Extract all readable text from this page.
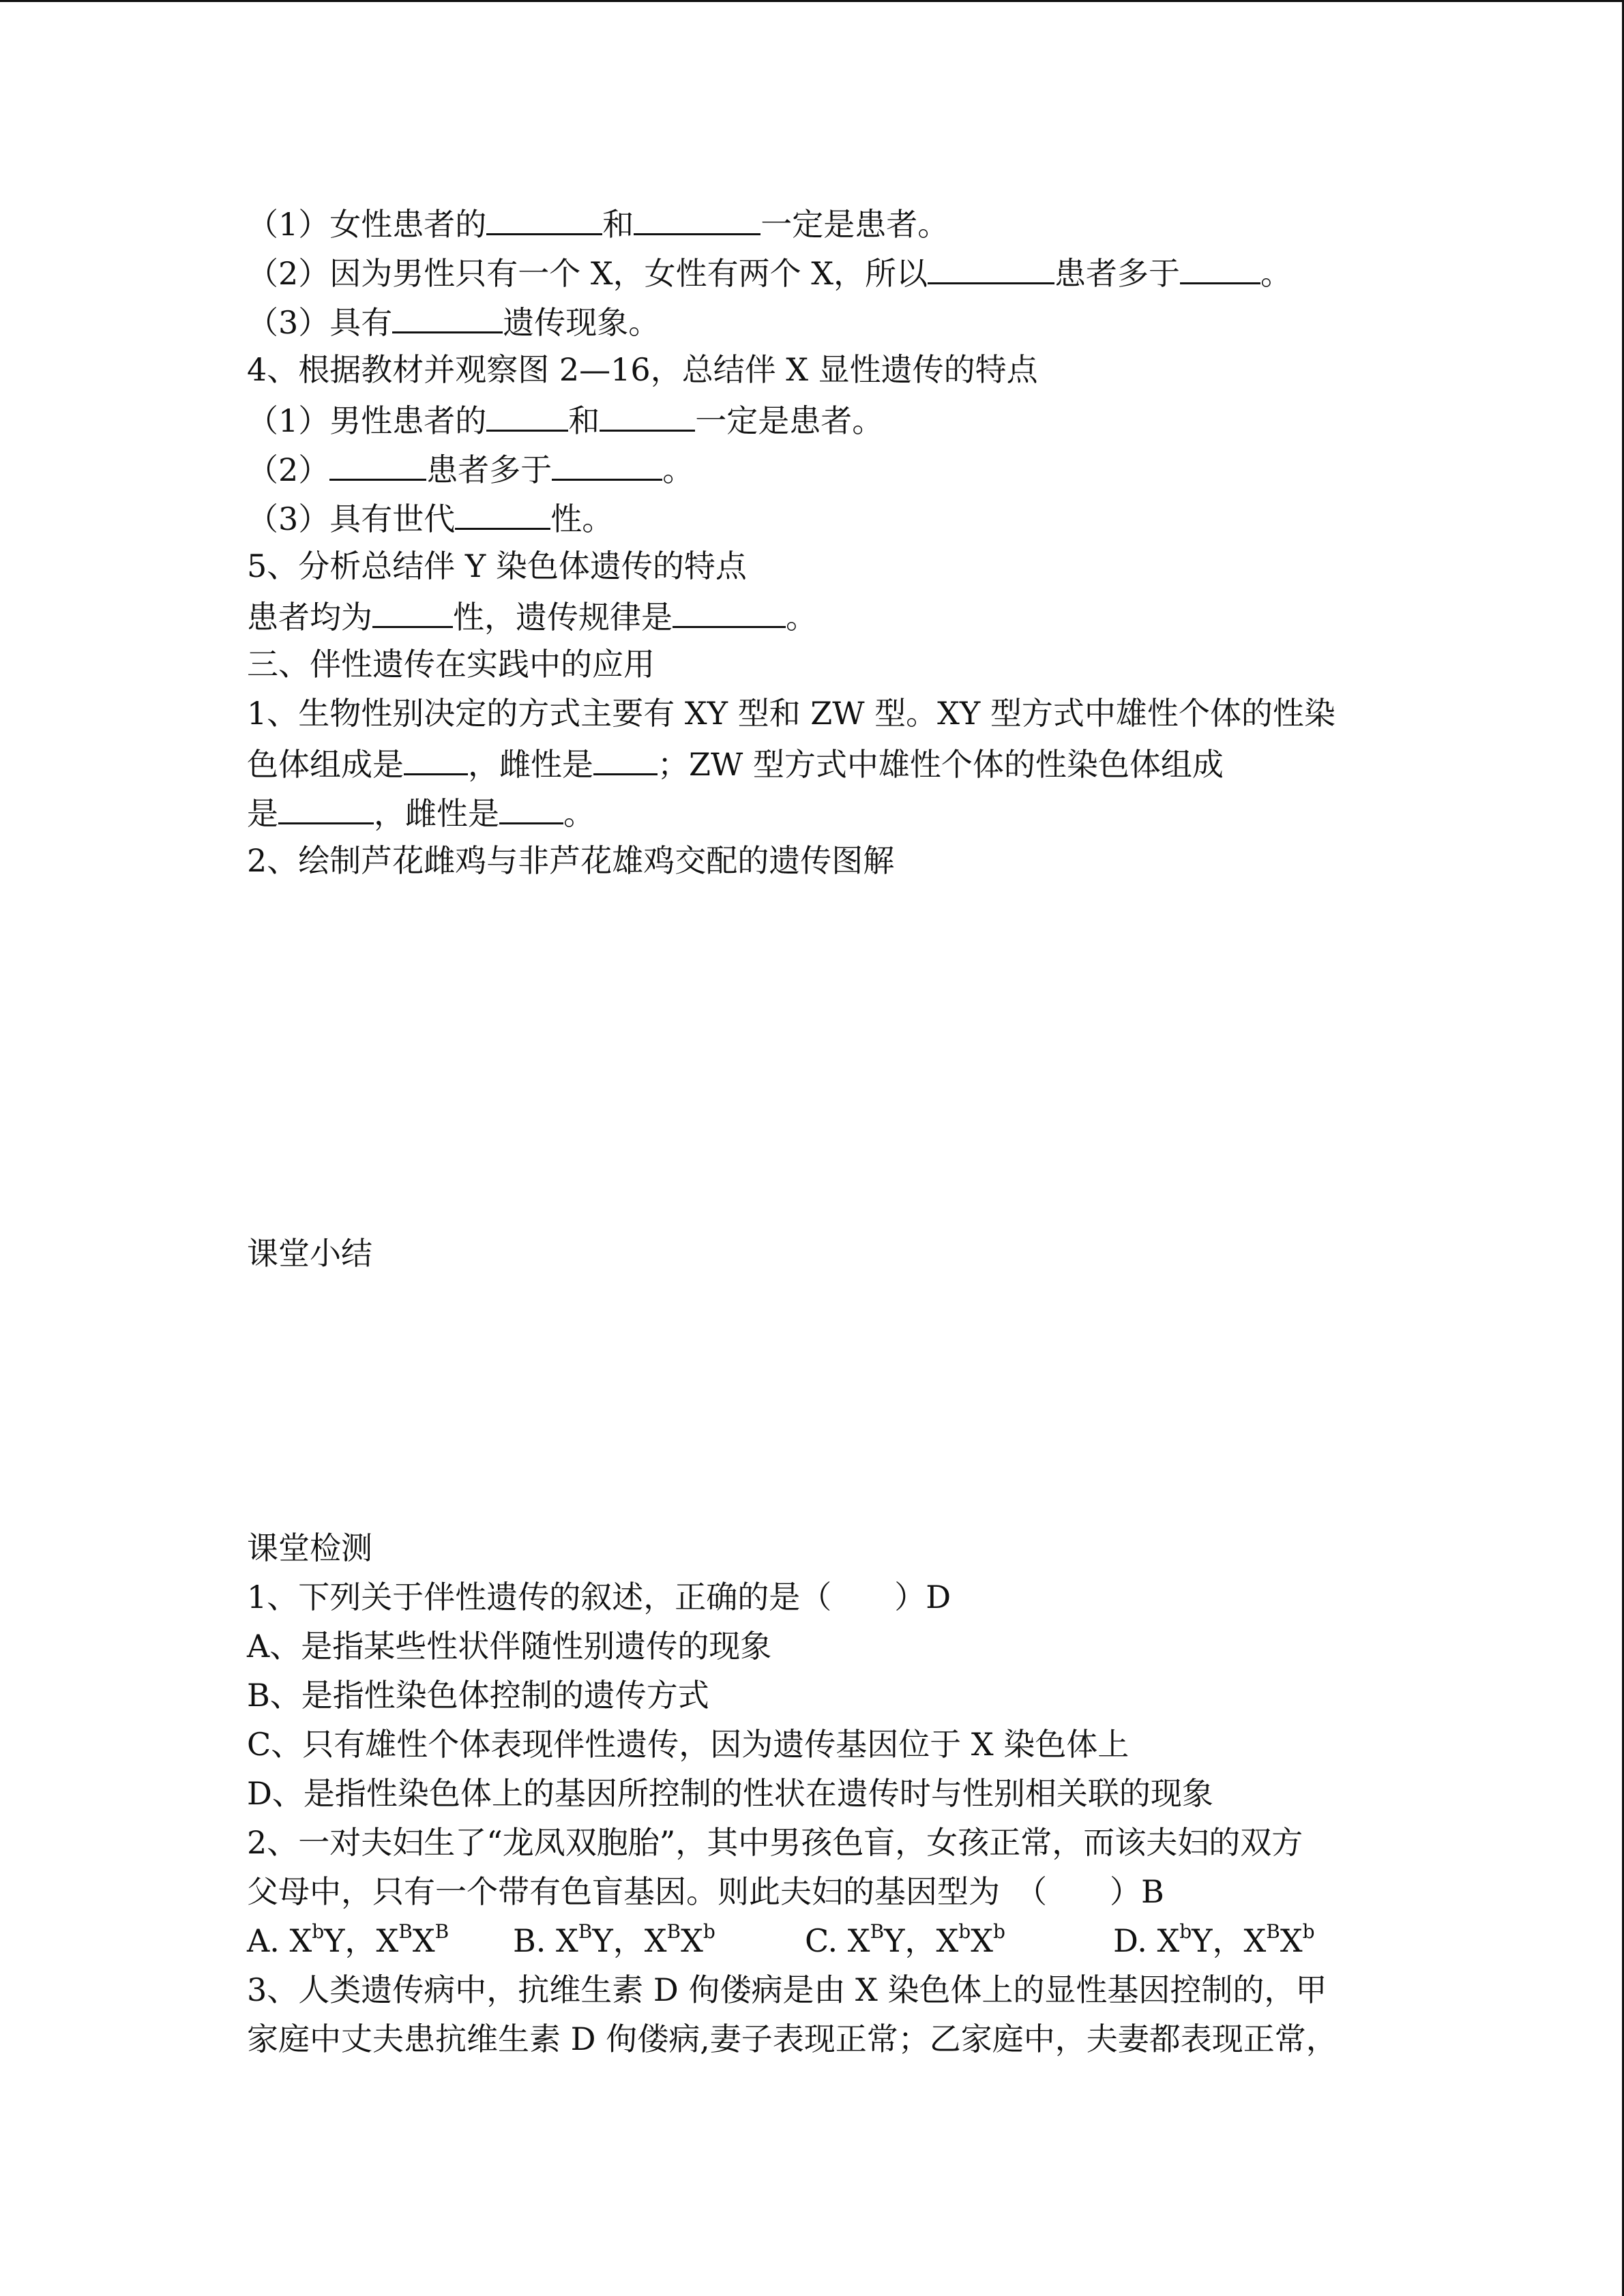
（1）女性患者的	和	一定是患者。
（2）因为男性只有一个 X，女性有两个 X，所以	患者多于	。
（3）具有	遗传现象。
4、根据教材并观察图 2—16，总结伴 X 显性遗传的特点
（1）男性患者的	和	一定是患者。
（2）	患者多于	。
（3）具有世代	性。
5、分析总结伴 Y 染色体遗传的特点
患者均为	性，遗传规律是	。
三、伴性遗传在实践中的应用
1、生物性别决定的方式主要有 XY 型和 ZW 型。XY 型方式中雄性个体的性染
色体组成是 ，雌性是 ；ZW 型方式中雄性个体的性染色体组成
是	，雌性是 。
2、绘制芦花雌鸡与非芦花雄鸡交配的遗传图解
课堂小结
课堂检测
1、下列关于伴性遗传的叙述，正确的是（　　）D
A、是指某些性状伴随性别遗传的现象
B、是指性染色体控制的遗传方式
C、只有雄性个体表现伴性遗传，因为遗传基因位于 X 染色体上
D、是指性染色体上的基因所控制的性状在遗传时与性别相关联的现象
2、一对夫妇生了“龙凤双胞胎”，其中男孩色盲，女孩正常，而该夫妇的双方
父母中，只有一个带有色盲基因。则此夫妇的基因型为　（　　）B
A. $X^bY$，$X^BX^B$	B. $X^BY$，$X^BX^b$	C. $X^BY$，$X^bX^b$	D. $X^bY$，$X^BX^b$
3、人类遗传病中，抗维生素 D 佝偻病是由 X 染色体上的显性基因控制的，甲
家庭中丈夫患抗维生素 D 佝偻病,妻子表现正常；乙家庭中，夫妻都表现正常，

■ **Goal**: From the entries above, output every line exactly and omit any image.

■ **Exercise output**:
Extract all readable text from this page.
（1）女性患者的	和	一定是患者。
（2）因为男性只有一个 X，女性有两个 X，所以	患者多于	。
（3）具有	遗传现象。
4、根据教材并观察图 2—16，总结伴 X 显性遗传的特点
（1）男性患者的	和	一定是患者。
（2）	患者多于	。
（3）具有世代	性。
5、分析总结伴 Y 染色体遗传的特点
患者均为	性，遗传规律是	。
三、伴性遗传在实践中的应用
1、生物性别决定的方式主要有 XY 型和 ZW 型。XY 型方式中雄性个体的性染
色体组成是 ，雌性是 ；ZW 型方式中雄性个体的性染色体组成
是	，雌性是 。
2、绘制芦花雌鸡与非芦花雄鸡交配的遗传图解
课堂小结
课堂检测
1、下列关于伴性遗传的叙述，正确的是（　　）D
A、是指某些性状伴随性别遗传的现象
B、是指性染色体控制的遗传方式
C、只有雄性个体表现伴性遗传，因为遗传基因位于 X 染色体上
D、是指性染色体上的基因所控制的性状在遗传时与性别相关联的现象
2、一对夫妇生了“龙凤双胞胎”，其中男孩色盲，女孩正常，而该夫妇的双方
父母中，只有一个带有色盲基因。则此夫妇的基因型为　（　　）B
A. $X^bY$，$X^BX^B$	B. $X^BY$，$X^BX^b$	C. $X^BY$，$X^bX^b$	D. $X^bY$，$X^BX^b$
3、人类遗传病中，抗维生素 D 佝偻病是由 X 染色体上的显性基因控制的，甲
家庭中丈夫患抗维生素 D 佝偻病,妻子表现正常；乙家庭中，夫妻都表现正常，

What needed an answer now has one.